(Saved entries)
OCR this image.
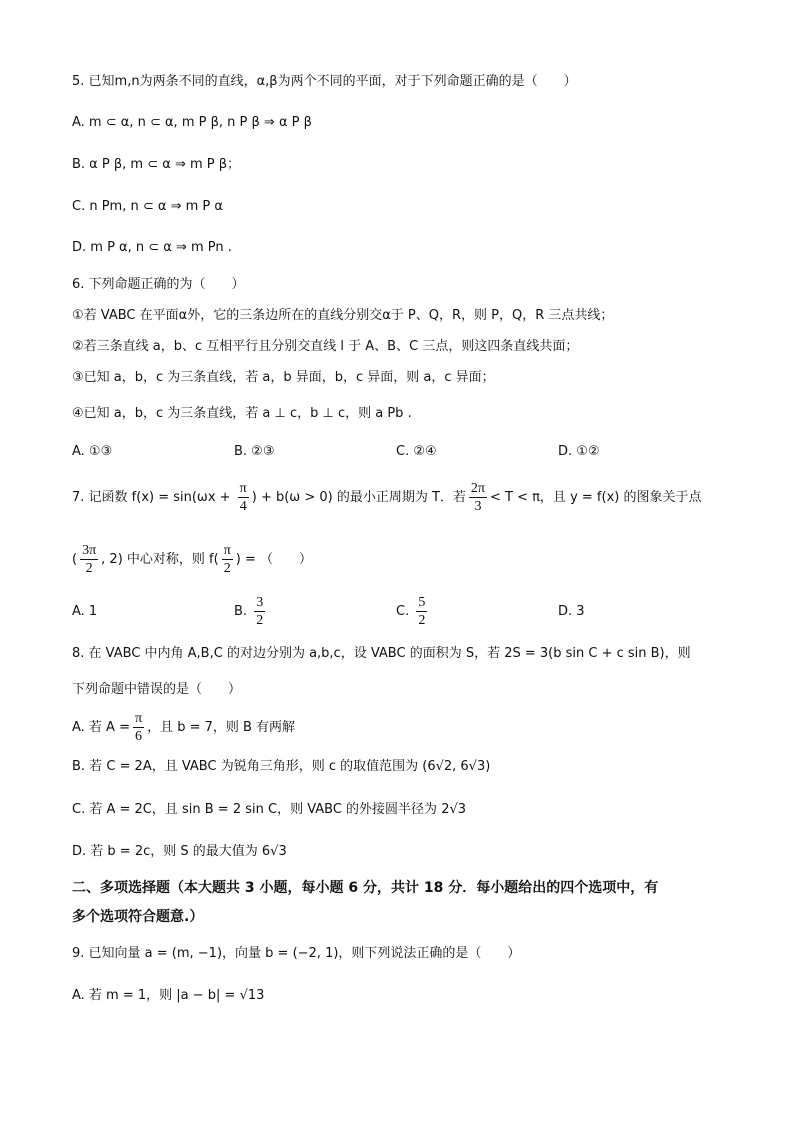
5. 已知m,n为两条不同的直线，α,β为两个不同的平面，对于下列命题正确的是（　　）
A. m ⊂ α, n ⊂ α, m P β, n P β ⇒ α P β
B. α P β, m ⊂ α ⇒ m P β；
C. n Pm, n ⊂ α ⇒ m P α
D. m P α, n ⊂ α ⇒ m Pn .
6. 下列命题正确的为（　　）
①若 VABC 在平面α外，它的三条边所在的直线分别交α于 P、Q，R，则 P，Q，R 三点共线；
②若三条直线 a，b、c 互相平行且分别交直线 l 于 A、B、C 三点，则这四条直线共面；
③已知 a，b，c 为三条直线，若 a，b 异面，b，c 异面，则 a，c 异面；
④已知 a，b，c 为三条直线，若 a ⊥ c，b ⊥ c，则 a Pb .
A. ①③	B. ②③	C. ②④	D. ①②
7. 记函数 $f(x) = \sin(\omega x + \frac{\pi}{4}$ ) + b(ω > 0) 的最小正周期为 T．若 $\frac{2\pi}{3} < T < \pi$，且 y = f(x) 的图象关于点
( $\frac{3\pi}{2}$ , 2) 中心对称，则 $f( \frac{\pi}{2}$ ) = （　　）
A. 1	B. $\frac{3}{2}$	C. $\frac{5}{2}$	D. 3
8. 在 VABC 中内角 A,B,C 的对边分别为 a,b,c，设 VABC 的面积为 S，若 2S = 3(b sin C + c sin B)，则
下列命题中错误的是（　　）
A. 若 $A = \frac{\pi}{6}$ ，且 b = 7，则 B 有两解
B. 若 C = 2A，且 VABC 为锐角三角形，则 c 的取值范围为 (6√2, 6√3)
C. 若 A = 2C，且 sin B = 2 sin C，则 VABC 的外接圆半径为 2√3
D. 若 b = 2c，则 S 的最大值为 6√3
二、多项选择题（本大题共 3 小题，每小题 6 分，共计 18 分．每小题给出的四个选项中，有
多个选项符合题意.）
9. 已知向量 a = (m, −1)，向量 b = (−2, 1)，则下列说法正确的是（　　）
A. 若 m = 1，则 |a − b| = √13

■ Exercise aim: Look through the material above and work out how many of its lines contain "frac". State the number only.

■ Solution: 4